§ **The request**
Copy all lines holding the word "продажах" from the entries.

* begin *

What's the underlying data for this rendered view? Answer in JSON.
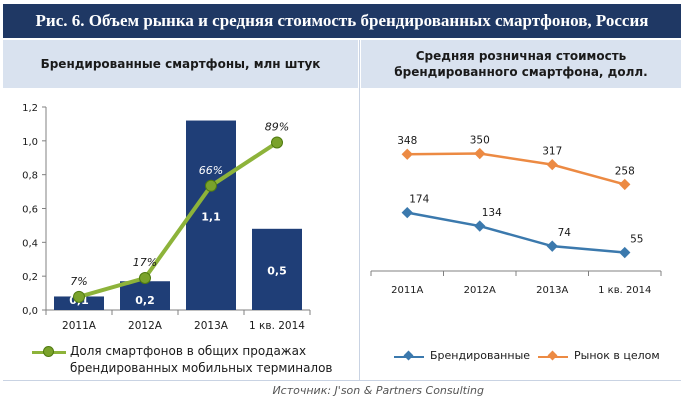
{
  "title": "Рис. 6. Объем рынка и средняя стоимость брендированных смартфонов, Россия",
  "left_panel": {
    "header": "Брендированные смартфоны, млн штук",
    "legend_label": "Доля смартфонов в общих продажах брендированных мобильных терминалов"
  },
  "right_panel": {
    "header": "Средняя розничная стоимость брендированного смартфона, долл."
  },
  "source": "Источник: J'son & Partners Consulting",
  "colors": {
    "bar": "#1f3e77",
    "share_line": "#8db33a",
    "branded": "#3b79ad",
    "market": "#ec8a43"
  },
  "chart_data": [
    {
      "type": "bar",
      "categories": [
        "2011A",
        "2012A",
        "2013A",
        "1 кв. 2014"
      ],
      "values": [
        0.1,
        0.2,
        1.1,
        0.5
      ],
      "value_labels": [
        "0,1",
        "0,2",
        "1,1",
        "0,5"
      ],
      "bar_heights": [
        0.08,
        0.17,
        1.12,
        0.48
      ],
      "ylim": [
        0,
        1.2
      ],
      "yticks": [
        "0,0",
        "0,2",
        "0,4",
        "0,6",
        "0,8",
        "1,0",
        "1,2"
      ],
      "secondary_line": {
        "name": "Доля смартфонов в общих продажах брендированных мобильных терминалов",
        "values": [
          7,
          17,
          66,
          89
        ],
        "labels": [
          "7%",
          "17%",
          "66%",
          "89%"
        ],
        "scale_max": 0.89,
        "scale_top": 0.99,
        "unit": "%"
      },
      "grid": false
    },
    {
      "type": "line",
      "categories": [
        "2011A",
        "2012A",
        "2013A",
        "1 кв. 2014"
      ],
      "series": [
        {
          "name": "Брендированные",
          "values": [
            174,
            134,
            74,
            55
          ],
          "labels": [
            "174",
            "134",
            "74",
            "55"
          ]
        },
        {
          "name": "Рынок в целом",
          "values": [
            348,
            350,
            317,
            258
          ],
          "labels": [
            "348",
            "350",
            "317",
            "258"
          ]
        }
      ],
      "ylim": [
        0,
        450
      ],
      "legend": "bottom"
    }
  ]
}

* end *

§ **Response to this exercise**
    "legend_label": "Доля смартфонов в общих продажах брендированных мобильных терминалов"
        "name": "Доля смартфонов в общих продажах брендированных мобильных терминалов",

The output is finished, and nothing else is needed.